▶ Text extract
· · · · · · ·

The fact that these deposits are almost exclusively residual deposits formed by the leaching of silica has an important bearing on exploration. If they have been formed by the transportation and deposition of iron from the surrounding rocks, there is no reason why they should not occasionally be found in veins and dikes outside of the iron formation. As a matter of fact they do not transgress a foot beyond the limits of the iron formation. Failure to recognize the true nature of the concentration of these ores has sometimes led to their erroneous classification as ores derived from the leaching and redeposition of iron from the surrounding rocks.

The distribution and shapes of ore deposits of this class are far more irregular and capricious than those of the primary sediments, as would be expected from the fact that their concentration has taken place through the agency of percolating waters from the surface, which worked along devious channels determined by a vast variety of structural and lithological conditions. The working out of the structural conditions for the different mines and districts constitutes one of the principal geologic problems in exploration. These conditions have been fully discussed in the United States Geological Survey reports, and are so various that no attempt will be made to summarize them here.

One of the interesting features of the concentration of Lake Superior iron ores is the fact that it took place long ago in the Keweenawan period, preceding the deposition of the flat-lying Cambrian formations, at a time when the topography was mountainous and the climate was arid or semi-arid. These conditions made it possible for the oxidizing and leaching solutions to penetrate very deeply, how deeply is not yet known, but certainly to a depth below the present surface of 2,500 feet. At present the water level is ordinarily within 100 feet of the surface, and oxidizing solutions are not going much below this depth. This region, therefore, furnishes a good illustration of the intermittent and cyclic character of ore concentration which is now coming to be recognized in many ore deposits.

Subsequent changes far beneath the surface have folded, faulted, and metamorphosed some of the Lake Superior iron ores but have not enriched them. The same processes have recrystallized and locked together the minerals of some of the lean iron formations, making them hard and resistant, so that subsequent exposure and weathering have had little effect in enriching them to form commercial ores.

The weathering of limestones containing minor percentages of iron minerals originally deposited with the limestones may result in the residual concentration of bodies of limonite or "brown ores" associated with clays near the surface. This process is similar in all essential respects to the concentration of the Lake Superior ores. Such limonitic ores are found rather widely distributed through the Appalachian region and in many other parts of the world. Because of the ease with which they can be mined and smelted on a small scale they have been used since early times, but have furnished only a very small fraction of the world's iron.

· · · · · · ·

▶ Entries

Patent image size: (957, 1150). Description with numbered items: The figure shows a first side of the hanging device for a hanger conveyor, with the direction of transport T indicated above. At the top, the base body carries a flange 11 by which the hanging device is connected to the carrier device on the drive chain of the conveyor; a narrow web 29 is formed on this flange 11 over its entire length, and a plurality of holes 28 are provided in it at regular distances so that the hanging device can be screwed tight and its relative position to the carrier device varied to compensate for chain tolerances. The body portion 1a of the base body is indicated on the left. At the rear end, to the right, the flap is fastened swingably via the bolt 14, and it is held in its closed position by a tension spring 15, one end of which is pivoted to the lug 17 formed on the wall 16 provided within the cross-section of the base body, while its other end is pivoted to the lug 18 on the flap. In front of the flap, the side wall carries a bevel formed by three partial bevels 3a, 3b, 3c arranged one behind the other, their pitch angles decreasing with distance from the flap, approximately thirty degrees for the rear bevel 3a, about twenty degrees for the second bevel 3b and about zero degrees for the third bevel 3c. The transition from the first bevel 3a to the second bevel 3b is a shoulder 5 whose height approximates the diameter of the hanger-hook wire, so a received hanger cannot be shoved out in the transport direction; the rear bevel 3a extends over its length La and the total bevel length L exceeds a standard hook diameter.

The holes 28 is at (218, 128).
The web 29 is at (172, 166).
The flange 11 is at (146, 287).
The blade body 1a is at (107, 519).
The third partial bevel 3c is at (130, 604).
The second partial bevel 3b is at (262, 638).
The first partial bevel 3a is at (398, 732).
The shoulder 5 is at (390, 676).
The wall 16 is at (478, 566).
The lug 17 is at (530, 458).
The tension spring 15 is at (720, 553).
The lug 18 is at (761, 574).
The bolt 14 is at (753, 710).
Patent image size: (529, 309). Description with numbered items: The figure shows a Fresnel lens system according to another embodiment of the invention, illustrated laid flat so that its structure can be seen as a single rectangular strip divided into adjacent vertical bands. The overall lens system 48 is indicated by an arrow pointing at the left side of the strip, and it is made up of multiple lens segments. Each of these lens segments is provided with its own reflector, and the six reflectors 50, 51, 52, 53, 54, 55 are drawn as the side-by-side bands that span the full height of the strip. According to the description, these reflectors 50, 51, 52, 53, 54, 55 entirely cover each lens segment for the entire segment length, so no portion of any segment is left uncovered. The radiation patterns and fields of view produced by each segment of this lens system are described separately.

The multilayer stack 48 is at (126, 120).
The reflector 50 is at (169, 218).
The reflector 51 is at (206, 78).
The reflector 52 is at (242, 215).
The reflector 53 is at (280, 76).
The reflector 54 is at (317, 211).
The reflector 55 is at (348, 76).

· · · · · · ·

▶ Exercise tasks
1 - Reproduce the passage on iron ores word for word, beginning at "The fact that these" and ending after "the surrounding rocks.".
2 - In the passage on iron ores, to what depth below the present surface did the oxidizing and leaching solutions certainly penetrate?

▶ Answers for the tasks
1 -
The fact that these deposits are almost exclusively residual deposits formed by the leaching of silica has an important bearing on exploration. If they have been formed by the transportation and deposition of iron from the surrounding rocks, there is no reason why they should not occasionally be found in veins and dikes outside of the iron formation. As a matter of fact they do not transgress a foot beyond the limits of the iron formation. Failure to recognize the true nature of the concentration of these ores has sometimes led to their erroneous classification as ores derived from the leaching and redeposition of iron from the surrounding rocks.

2 - 2,500 feet below the present surface.